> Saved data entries
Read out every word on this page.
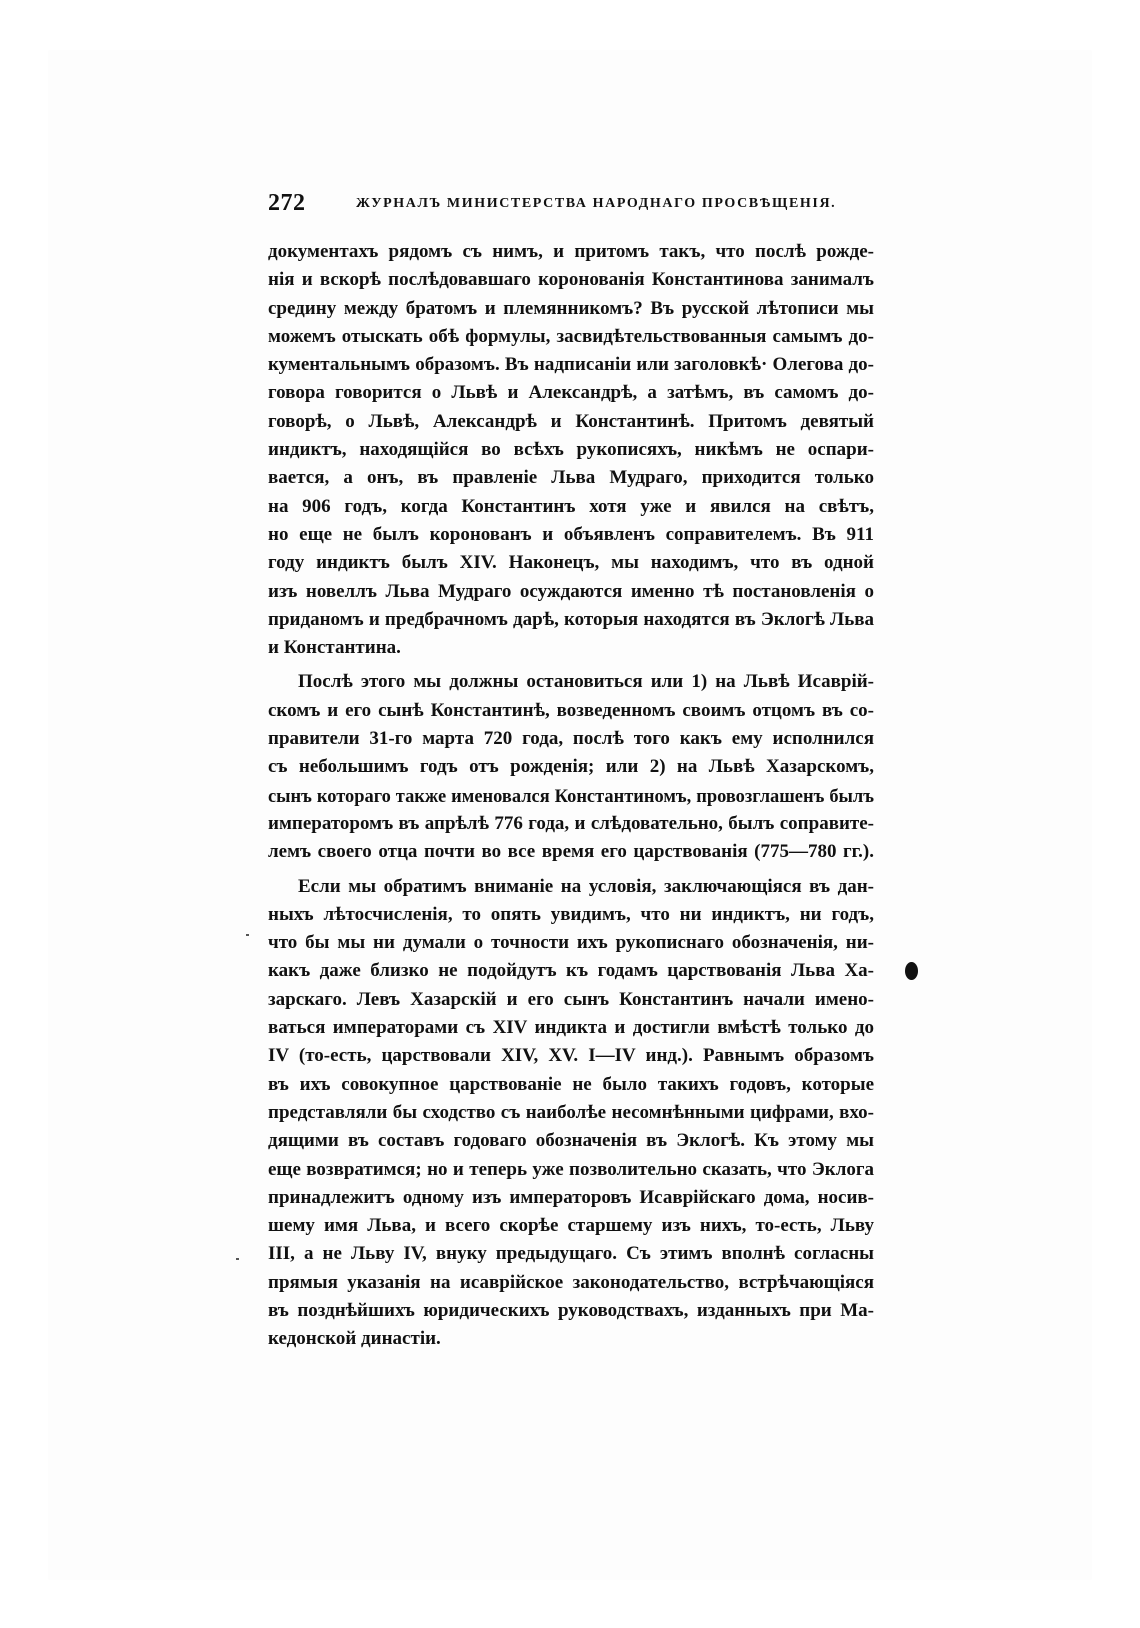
272	ЖУРНАЛЪ МИНИСТЕРСТВА НАРОДНАГО ПРОСВѢЩЕНІЯ.
документахъ рядомъ съ нимъ, и притомъ такъ, что послѣ рожде-
нія и вскорѣ послѣдовавшаго коронованія Константинова занималъ
средину между братомъ и племянникомъ? Въ русской лѣтописи мы
можемъ отыскать обѣ формулы, засвидѣтельствованныя самымъ до-
кументальнымъ образомъ. Въ надписаніи или заголовкѣ· Олегова до-
говора говорится о Львѣ и Александрѣ, а затѣмъ, въ самомъ до-
говорѣ, о Львѣ, Александрѣ и Константинѣ. Притомъ девятый
индиктъ, находящійся во всѣхъ рукописяхъ, никѣмъ не оспари-
вается, а онъ, въ правленіе Льва Мудраго, приходится только
на 906 годъ, когда Константинъ хотя уже и явился на свѣтъ,
но еще не былъ коронованъ и объявленъ соправителемъ. Въ 911
году индиктъ былъ XIV. Наконецъ, мы находимъ, что въ одной
изъ новеллъ Льва Мудраго осуждаются именно тѣ постановленія о
приданомъ и предбрачномъ дарѣ, которыя находятся въ Эклогѣ Льва
и Константина.
Послѣ этого мы должны остановиться или 1) на Львѣ Исаврій-
скомъ и его сынѣ Константинѣ, возведенномъ своимъ отцомъ въ со-
правители 31-го марта 720 года, послѣ того какъ ему исполнился
съ небольшимъ годъ отъ рожденія; или 2) на Львѣ Хазарскомъ,
сынъ котораго также именовался Константиномъ, провозглашенъ былъ
императоромъ въ апрѣлѣ 776 года, и слѣдовательно, былъ соправите-
лемъ своего отца почти во все время его царствованія (775—780 гг.).
Если мы обратимъ вниманіе на условія, заключающіяся въ дан-
ныхъ лѣтосчисленія, то опять увидимъ, что ни индиктъ, ни годъ,
что бы мы ни думали о точности ихъ рукописнаго обозначенія, ни-
какъ даже близко не подойдутъ къ годамъ царствованія Льва Ха-
зарскаго. Левъ Хазарскій и его сынъ Константинъ начали имено-
ваться императорами съ XIV индикта и достигли вмѣстѣ только до
IV (то-есть, царствовали XIV, XV. I—IV инд.). Равнымъ образомъ
въ ихъ совокупное царствованіе не было такихъ годовъ, которые
представляли бы сходство съ наиболѣе несомнѣнными цифрами, вхо-
дящими въ составъ годоваго обозначенія въ Эклогѣ. Къ этому мы
еще возвратимся; но и теперь уже позволительно сказать, что Эклога
принадлежитъ одному изъ императоровъ Исаврійскаго дома, носив-
шему имя Льва, и всего скорѣе старшему изъ нихъ, то-есть, Льву
III, а не Льву IV, внуку предыдущаго. Съ этимъ вполнѣ согласны
прямыя указанія на исаврійское законодательство, встрѣчающіяся
въ позднѣйшихъ юридическихъ руководствахъ, изданныхъ при Ма-
кедонской династіи.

> Problem details
Repeat each entry precisely as it appears. Leave the pictures out.

> Exercise response
Read out every word on this page.
272	ЖУРНАЛЪ МИНИСТЕРСТВА НАРОДНАГО ПРОСВѢЩЕНІЯ.
документахъ рядомъ съ нимъ, и притомъ такъ, что послѣ рожде-
нія и вскорѣ послѣдовавшаго коронованія Константинова занималъ
средину между братомъ и племянникомъ? Въ русской лѣтописи мы
можемъ отыскать обѣ формулы, засвидѣтельствованныя самымъ до-
кументальнымъ образомъ. Въ надписаніи или заголовкѣ· Олегова до-
говора говорится о Львѣ и Александрѣ, а затѣмъ, въ самомъ до-
говорѣ, о Львѣ, Александрѣ и Константинѣ. Притомъ девятый
индиктъ, находящійся во всѣхъ рукописяхъ, никѣмъ не оспари-
вается, а онъ, въ правленіе Льва Мудраго, приходится только
на 906 годъ, когда Константинъ хотя уже и явился на свѣтъ,
но еще не былъ коронованъ и объявленъ соправителемъ. Въ 911
году индиктъ былъ XIV. Наконецъ, мы находимъ, что въ одной
изъ новеллъ Льва Мудраго осуждаются именно тѣ постановленія о
приданомъ и предбрачномъ дарѣ, которыя находятся въ Эклогѣ Льва
и Константина.
Послѣ этого мы должны остановиться или 1) на Львѣ Исаврій-
скомъ и его сынѣ Константинѣ, возведенномъ своимъ отцомъ въ со-
правители 31-го марта 720 года, послѣ того какъ ему исполнился
съ небольшимъ годъ отъ рожденія; или 2) на Львѣ Хазарскомъ,
сынъ котораго также именовался Константиномъ, провозглашенъ былъ
императоромъ въ апрѣлѣ 776 года, и слѣдовательно, былъ соправите-
лемъ своего отца почти во все время его царствованія (775—780 гг.).
Если мы обратимъ вниманіе на условія, заключающіяся въ дан-
ныхъ лѣтосчисленія, то опять увидимъ, что ни индиктъ, ни годъ,
что бы мы ни думали о точности ихъ рукописнаго обозначенія, ни-
какъ даже близко не подойдутъ къ годамъ царствованія Льва Ха-
зарскаго. Левъ Хазарскій и его сынъ Константинъ начали имено-
ваться императорами съ XIV индикта и достигли вмѣстѣ только до
IV (то-есть, царствовали XIV, XV. I—IV инд.). Равнымъ образомъ
въ ихъ совокупное царствованіе не было такихъ годовъ, которые
представляли бы сходство съ наиболѣе несомнѣнными цифрами, вхо-
дящими въ составъ годоваго обозначенія въ Эклогѣ. Къ этому мы
еще возвратимся; но и теперь уже позволительно сказать, что Эклога
принадлежитъ одному изъ императоровъ Исаврійскаго дома, носив-
шему имя Льва, и всего скорѣе старшему изъ нихъ, то-есть, Льву
III, а не Льву IV, внуку предыдущаго. Съ этимъ вполнѣ согласны
прямыя указанія на исаврійское законодательство, встрѣчающіяся
въ позднѣйшихъ юридическихъ руководствахъ, изданныхъ при Ма-
кедонской династіи.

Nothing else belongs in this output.